→ Record list:

[START]

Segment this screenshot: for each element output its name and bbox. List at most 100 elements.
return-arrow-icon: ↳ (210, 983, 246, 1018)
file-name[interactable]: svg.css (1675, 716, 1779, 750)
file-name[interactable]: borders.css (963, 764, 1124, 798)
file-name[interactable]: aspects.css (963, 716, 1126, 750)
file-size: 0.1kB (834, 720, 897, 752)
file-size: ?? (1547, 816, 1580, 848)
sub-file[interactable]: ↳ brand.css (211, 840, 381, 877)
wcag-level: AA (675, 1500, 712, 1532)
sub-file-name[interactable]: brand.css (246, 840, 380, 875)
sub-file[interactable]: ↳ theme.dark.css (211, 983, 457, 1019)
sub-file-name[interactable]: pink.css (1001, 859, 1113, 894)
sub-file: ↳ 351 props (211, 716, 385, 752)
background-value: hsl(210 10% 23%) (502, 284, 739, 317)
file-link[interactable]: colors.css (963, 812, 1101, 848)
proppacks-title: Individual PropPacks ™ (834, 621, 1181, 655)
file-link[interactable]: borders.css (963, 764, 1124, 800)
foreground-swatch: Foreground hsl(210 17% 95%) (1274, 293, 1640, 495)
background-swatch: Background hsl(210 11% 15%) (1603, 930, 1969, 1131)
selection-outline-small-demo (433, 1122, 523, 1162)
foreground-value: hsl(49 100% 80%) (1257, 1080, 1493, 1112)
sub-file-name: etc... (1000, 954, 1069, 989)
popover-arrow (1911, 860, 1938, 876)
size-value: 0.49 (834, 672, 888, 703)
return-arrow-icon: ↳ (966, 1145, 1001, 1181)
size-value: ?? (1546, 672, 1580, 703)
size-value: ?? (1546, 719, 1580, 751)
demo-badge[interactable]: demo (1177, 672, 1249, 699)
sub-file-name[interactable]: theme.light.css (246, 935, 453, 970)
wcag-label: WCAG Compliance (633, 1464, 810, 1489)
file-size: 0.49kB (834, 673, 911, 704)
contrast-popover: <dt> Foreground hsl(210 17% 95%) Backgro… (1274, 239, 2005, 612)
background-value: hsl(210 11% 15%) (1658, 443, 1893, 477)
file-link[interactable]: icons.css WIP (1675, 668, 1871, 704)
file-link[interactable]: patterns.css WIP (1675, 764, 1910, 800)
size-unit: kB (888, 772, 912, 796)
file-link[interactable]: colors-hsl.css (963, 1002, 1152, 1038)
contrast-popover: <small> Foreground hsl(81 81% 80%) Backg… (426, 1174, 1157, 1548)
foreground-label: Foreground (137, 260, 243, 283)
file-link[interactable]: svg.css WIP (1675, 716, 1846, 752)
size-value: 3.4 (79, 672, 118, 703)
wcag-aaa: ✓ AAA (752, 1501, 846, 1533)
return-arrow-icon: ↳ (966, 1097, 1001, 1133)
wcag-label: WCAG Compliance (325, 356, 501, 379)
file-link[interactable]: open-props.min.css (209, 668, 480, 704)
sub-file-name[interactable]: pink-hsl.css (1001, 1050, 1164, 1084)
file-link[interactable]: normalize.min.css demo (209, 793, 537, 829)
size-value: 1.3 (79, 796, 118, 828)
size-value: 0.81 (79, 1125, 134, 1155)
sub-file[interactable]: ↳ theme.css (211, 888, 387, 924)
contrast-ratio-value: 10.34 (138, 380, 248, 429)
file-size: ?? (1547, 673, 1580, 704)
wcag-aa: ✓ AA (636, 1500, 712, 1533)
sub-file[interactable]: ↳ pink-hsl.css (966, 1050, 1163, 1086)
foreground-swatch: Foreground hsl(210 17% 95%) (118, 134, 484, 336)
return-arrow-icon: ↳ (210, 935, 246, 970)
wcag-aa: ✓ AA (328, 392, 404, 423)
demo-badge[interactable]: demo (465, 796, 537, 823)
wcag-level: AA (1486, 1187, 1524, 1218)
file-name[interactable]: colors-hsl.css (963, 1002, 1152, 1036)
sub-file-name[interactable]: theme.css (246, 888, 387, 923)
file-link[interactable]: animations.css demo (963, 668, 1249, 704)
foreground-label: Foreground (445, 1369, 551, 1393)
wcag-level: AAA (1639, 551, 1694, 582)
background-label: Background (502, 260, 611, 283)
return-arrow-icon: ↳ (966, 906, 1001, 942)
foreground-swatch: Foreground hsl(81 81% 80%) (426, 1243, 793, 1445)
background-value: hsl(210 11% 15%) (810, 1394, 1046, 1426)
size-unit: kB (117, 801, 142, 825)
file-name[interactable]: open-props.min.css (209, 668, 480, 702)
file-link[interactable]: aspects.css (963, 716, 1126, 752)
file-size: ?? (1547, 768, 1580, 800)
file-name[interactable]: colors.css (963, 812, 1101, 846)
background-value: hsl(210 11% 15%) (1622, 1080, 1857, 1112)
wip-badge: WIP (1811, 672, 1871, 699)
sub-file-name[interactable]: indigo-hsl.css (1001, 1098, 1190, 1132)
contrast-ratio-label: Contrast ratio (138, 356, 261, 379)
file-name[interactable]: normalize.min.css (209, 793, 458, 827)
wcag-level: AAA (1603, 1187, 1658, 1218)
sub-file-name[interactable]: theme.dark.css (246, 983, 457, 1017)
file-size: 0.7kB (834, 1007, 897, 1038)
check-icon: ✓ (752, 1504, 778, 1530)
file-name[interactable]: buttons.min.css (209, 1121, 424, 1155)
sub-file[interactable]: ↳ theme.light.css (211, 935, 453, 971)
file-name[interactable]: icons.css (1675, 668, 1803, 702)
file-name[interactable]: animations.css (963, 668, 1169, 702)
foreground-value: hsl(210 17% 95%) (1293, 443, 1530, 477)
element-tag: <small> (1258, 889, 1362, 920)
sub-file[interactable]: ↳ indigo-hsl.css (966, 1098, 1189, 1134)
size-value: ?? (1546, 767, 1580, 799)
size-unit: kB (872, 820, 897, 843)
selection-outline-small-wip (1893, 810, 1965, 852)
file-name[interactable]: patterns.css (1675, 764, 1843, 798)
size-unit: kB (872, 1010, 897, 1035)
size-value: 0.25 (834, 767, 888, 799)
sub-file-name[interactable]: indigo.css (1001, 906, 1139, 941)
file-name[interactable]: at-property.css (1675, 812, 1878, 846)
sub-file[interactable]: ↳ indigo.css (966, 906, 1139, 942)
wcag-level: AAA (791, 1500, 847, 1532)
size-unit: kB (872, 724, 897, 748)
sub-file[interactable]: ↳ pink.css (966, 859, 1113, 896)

[END]

→ Work instructions:
Put each line from the start of the records through the line containing "sub-file: ↳ 351 props (211, 716, 385, 752)" into a JSON list of strings, one string per line, leaving out any blank lines.

→ Solution to this task:
[
  "Segment this screenshot: for each element output its name and bbox. List at most 100 elements.",
  "return-arrow-icon: ↳ (210, 983, 246, 1018)",
  "file-name[interactable]: svg.css (1675, 716, 1779, 750)",
  "file-name[interactable]: borders.css (963, 764, 1124, 798)",
  "file-name[interactable]: aspects.css (963, 716, 1126, 750)",
  "file-size: 0.1kB (834, 720, 897, 752)",
  "file-size: ?? (1547, 816, 1580, 848)",
  "sub-file[interactable]: ↳ brand.css (211, 840, 381, 877)",
  "wcag-level: AA (675, 1500, 712, 1532)",
  "sub-file-name[interactable]: brand.css (246, 840, 380, 875)",
  "sub-file[interactable]: ↳ theme.dark.css (211, 983, 457, 1019)",
  "sub-file-name[interactable]: pink.css (1001, 859, 1113, 894)",
  "sub-file: ↳ 351 props (211, 716, 385, 752)"
]